[Data excerpts]

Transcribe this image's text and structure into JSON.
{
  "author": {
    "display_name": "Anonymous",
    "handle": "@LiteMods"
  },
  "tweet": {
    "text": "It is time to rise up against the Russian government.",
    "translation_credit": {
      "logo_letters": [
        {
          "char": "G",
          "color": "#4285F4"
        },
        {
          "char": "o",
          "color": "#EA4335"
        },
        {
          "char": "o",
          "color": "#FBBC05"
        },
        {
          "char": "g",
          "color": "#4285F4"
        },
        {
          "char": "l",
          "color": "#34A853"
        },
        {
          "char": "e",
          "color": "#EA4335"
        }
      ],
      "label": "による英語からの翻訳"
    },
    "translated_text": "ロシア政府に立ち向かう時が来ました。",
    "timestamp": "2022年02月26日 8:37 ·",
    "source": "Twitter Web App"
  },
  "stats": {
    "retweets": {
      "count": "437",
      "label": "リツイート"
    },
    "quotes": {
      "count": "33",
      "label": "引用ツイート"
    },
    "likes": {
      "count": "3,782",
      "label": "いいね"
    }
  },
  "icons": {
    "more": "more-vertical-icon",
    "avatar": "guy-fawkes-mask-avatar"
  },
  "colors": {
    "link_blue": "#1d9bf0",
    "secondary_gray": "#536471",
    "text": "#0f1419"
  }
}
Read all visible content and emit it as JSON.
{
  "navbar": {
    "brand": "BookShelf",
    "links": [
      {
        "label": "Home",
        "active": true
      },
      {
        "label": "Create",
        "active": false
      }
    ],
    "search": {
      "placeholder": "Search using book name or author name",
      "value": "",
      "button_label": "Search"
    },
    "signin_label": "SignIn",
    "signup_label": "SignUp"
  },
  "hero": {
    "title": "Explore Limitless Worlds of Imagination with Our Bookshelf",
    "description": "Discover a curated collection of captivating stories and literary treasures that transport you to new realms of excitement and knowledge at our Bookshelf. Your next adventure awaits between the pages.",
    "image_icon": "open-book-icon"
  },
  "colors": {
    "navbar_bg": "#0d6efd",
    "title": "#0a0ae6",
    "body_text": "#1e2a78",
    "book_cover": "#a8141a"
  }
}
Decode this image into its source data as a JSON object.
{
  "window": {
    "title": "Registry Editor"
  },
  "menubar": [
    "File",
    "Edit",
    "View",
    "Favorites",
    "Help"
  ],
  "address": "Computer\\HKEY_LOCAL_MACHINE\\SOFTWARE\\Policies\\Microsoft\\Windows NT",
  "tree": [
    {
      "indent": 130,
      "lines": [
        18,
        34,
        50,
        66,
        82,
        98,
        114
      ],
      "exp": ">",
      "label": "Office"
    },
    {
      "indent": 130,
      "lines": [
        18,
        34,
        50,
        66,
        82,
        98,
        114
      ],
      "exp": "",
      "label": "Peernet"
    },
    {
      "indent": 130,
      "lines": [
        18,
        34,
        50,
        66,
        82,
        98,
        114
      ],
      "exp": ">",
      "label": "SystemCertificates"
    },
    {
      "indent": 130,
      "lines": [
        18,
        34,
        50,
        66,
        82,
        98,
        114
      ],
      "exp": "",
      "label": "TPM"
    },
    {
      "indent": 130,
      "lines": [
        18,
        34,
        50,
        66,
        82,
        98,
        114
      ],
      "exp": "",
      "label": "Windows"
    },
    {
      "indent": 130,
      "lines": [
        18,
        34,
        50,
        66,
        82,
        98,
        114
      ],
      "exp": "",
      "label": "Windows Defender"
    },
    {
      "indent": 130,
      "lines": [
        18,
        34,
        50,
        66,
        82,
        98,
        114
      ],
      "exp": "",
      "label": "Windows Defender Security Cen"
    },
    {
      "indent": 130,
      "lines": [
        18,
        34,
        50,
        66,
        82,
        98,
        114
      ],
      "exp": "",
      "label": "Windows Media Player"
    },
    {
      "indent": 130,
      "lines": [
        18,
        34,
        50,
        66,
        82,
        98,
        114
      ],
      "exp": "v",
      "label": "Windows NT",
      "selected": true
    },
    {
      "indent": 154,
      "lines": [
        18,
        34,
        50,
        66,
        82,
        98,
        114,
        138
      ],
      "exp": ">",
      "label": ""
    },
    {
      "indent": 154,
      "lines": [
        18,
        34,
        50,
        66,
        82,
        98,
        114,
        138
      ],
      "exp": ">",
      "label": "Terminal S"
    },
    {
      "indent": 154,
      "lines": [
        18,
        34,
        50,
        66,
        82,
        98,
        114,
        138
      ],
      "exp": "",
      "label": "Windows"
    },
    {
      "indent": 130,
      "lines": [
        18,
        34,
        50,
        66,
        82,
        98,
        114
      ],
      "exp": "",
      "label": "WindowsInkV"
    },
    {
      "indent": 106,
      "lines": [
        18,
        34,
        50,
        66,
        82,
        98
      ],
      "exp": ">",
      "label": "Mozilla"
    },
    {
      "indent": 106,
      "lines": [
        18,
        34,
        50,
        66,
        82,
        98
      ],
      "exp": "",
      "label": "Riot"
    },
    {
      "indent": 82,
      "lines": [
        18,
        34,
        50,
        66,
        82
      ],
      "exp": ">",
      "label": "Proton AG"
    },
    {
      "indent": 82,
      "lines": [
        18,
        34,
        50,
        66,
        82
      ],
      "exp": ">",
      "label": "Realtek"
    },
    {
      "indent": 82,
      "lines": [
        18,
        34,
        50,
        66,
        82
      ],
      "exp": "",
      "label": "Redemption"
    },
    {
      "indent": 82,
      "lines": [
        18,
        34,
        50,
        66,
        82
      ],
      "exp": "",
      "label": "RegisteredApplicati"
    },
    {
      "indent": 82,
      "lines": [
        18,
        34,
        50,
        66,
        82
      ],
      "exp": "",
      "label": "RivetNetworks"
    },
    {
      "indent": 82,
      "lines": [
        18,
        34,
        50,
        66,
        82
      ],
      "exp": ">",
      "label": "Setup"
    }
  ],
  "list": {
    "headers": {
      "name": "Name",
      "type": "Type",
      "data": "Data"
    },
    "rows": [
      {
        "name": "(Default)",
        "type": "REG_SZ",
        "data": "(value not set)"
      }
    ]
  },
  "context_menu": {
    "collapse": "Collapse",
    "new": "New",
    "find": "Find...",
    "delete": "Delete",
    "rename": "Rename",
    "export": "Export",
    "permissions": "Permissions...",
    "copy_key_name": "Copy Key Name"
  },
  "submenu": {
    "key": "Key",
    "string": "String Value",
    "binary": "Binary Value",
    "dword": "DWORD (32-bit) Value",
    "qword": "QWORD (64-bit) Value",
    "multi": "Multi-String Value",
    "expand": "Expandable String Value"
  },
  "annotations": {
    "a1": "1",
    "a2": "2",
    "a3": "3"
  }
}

**STATED GOAL**
Nothing in the data may differ; print all of it exactly as written.

**SOLUTION FOR THIS EXERCISE**
Transcribe this image's text and structure into JSON.
{
  "author": {
    "display_name": "Anonymous",
    "handle": "@LiteMods"
  },
  "tweet": {
    "text": "It is time to rise up against the Russian government.",
    "translation_credit": {
      "logo_letters": [
        {
          "char": "G",
          "color": "#4285F4"
        },
        {
          "char": "o",
          "color": "#EA4335"
        },
        {
          "char": "o",
          "color": "#FBBC05"
        },
        {
          "char": "g",
          "color": "#4285F4"
        },
        {
          "char": "l",
          "color": "#34A853"
        },
        {
          "char": "e",
          "color": "#EA4335"
        }
      ],
      "label": "による英語からの翻訳"
    },
    "translated_text": "ロシア政府に立ち向かう時が来ました。",
    "timestamp": "2022年02月26日 8:37 ·",
    "source": "Twitter Web App"
  },
  "stats": {
    "retweets": {
      "count": "437",
      "label": "リツイート"
    },
    "quotes": {
      "count": "33",
      "label": "引用ツイート"
    },
    "likes": {
      "count": "3,782",
      "label": "いいね"
    }
  },
  "icons": {
    "more": "more-vertical-icon",
    "avatar": "guy-fawkes-mask-avatar"
  },
  "colors": {
    "link_blue": "#1d9bf0",
    "secondary_gray": "#536471",
    "text": "#0f1419"
  }
}
Read all visible content and emit it as JSON.
{
  "navbar": {
    "brand": "BookShelf",
    "links": [
      {
        "label": "Home",
        "active": true
      },
      {
        "label": "Create",
        "active": false
      }
    ],
    "search": {
      "placeholder": "Search using book name or author name",
      "value": "",
      "button_label": "Search"
    },
    "signin_label": "SignIn",
    "signup_label": "SignUp"
  },
  "hero": {
    "title": "Explore Limitless Worlds of Imagination with Our Bookshelf",
    "description": "Discover a curated collection of captivating stories and literary treasures that transport you to new realms of excitement and knowledge at our Bookshelf. Your next adventure awaits between the pages.",
    "image_icon": "open-book-icon"
  },
  "colors": {
    "navbar_bg": "#0d6efd",
    "title": "#0a0ae6",
    "body_text": "#1e2a78",
    "book_cover": "#a8141a"
  }
}
Decode this image into its source data as a JSON object.
{
  "window": {
    "title": "Registry Editor"
  },
  "menubar": [
    "File",
    "Edit",
    "View",
    "Favorites",
    "Help"
  ],
  "address": "Computer\\HKEY_LOCAL_MACHINE\\SOFTWARE\\Policies\\Microsoft\\Windows NT",
  "tree": [
    {
      "indent": 130,
      "lines": [
        18,
        34,
        50,
        66,
        82,
        98,
        114
      ],
      "exp": ">",
      "label": "Office"
    },
    {
      "indent": 130,
      "lines": [
        18,
        34,
        50,
        66,
        82,
        98,
        114
      ],
      "exp": "",
      "label": "Peernet"
    },
    {
      "indent": 130,
      "lines": [
        18,
        34,
        50,
        66,
        82,
        98,
        114
      ],
      "exp": ">",
      "label": "SystemCertificates"
    },
    {
      "indent": 130,
      "lines": [
        18,
        34,
        50,
        66,
        82,
        98,
        114
      ],
      "exp": "",
      "label": "TPM"
    },
    {
      "indent": 130,
      "lines": [
        18,
        34,
        50,
        66,
        82,
        98,
        114
      ],
      "exp": "",
      "label": "Windows"
    },
    {
      "indent": 130,
      "lines": [
        18,
        34,
        50,
        66,
        82,
        98,
        114
      ],
      "exp": "",
      "label": "Windows Defender"
    },
    {
      "indent": 130,
      "lines": [
        18,
        34,
        50,
        66,
        82,
        98,
        114
      ],
      "exp": "",
      "label": "Windows Defender Security Cen"
    },
    {
      "indent": 130,
      "lines": [
        18,
        34,
        50,
        66,
        82,
        98,
        114
      ],
      "exp": "",
      "label": "Windows Media Player"
    },
    {
      "indent": 130,
      "lines": [
        18,
        34,
        50,
        66,
        82,
        98,
        114
      ],
      "exp": "v",
      "label": "Windows NT",
      "selected": true
    },
    {
      "indent": 154,
      "lines": [
        18,
        34,
        50,
        66,
        82,
        98,
        114,
        138
      ],
      "exp": ">",
      "label": ""
    },
    {
      "indent": 154,
      "lines": [
        18,
        34,
        50,
        66,
        82,
        98,
        114,
        138
      ],
      "exp": ">",
      "label": "Terminal S"
    },
    {
      "indent": 154,
      "lines": [
        18,
        34,
        50,
        66,
        82,
        98,
        114,
        138
      ],
      "exp": "",
      "label": "Windows"
    },
    {
      "indent": 130,
      "lines": [
        18,
        34,
        50,
        66,
        82,
        98,
        114
      ],
      "exp": "",
      "label": "WindowsInkV"
    },
    {
      "indent": 106,
      "lines": [
        18,
        34,
        50,
        66,
        82,
        98
      ],
      "exp": ">",
      "label": "Mozilla"
    },
    {
      "indent": 106,
      "lines": [
        18,
        34,
        50,
        66,
        82,
        98
      ],
      "exp": "",
      "label": "Riot"
    },
    {
      "indent": 82,
      "lines": [
        18,
        34,
        50,
        66,
        82
      ],
      "exp": ">",
      "label": "Proton AG"
    },
    {
      "indent": 82,
      "lines": [
        18,
        34,
        50,
        66,
        82
      ],
      "exp": ">",
      "label": "Realtek"
    },
    {
      "indent": 82,
      "lines": [
        18,
        34,
        50,
        66,
        82
      ],
      "exp": "",
      "label": "Redemption"
    },
    {
      "indent": 82,
      "lines": [
        18,
        34,
        50,
        66,
        82
      ],
      "exp": "",
      "label": "RegisteredApplicati"
    },
    {
      "indent": 82,
      "lines": [
        18,
        34,
        50,
        66,
        82
      ],
      "exp": "",
      "label": "RivetNetworks"
    },
    {
      "indent": 82,
      "lines": [
        18,
        34,
        50,
        66,
        82
      ],
      "exp": ">",
      "label": "Setup"
    }
  ],
  "list": {
    "headers": {
      "name": "Name",
      "type": "Type",
      "data": "Data"
    },
    "rows": [
      {
        "name": "(Default)",
        "type": "REG_SZ",
        "data": "(value not set)"
      }
    ]
  },
  "context_menu": {
    "collapse": "Collapse",
    "new": "New",
    "find": "Find...",
    "delete": "Delete",
    "rename": "Rename",
    "export": "Export",
    "permissions": "Permissions...",
    "copy_key_name": "Copy Key Name"
  },
  "submenu": {
    "key": "Key",
    "string": "String Value",
    "binary": "Binary Value",
    "dword": "DWORD (32-bit) Value",
    "qword": "QWORD (64-bit) Value",
    "multi": "Multi-String Value",
    "expand": "Expandable String Value"
  },
  "annotations": {
    "a1": "1",
    "a2": "2",
    "a3": "3"
  }
}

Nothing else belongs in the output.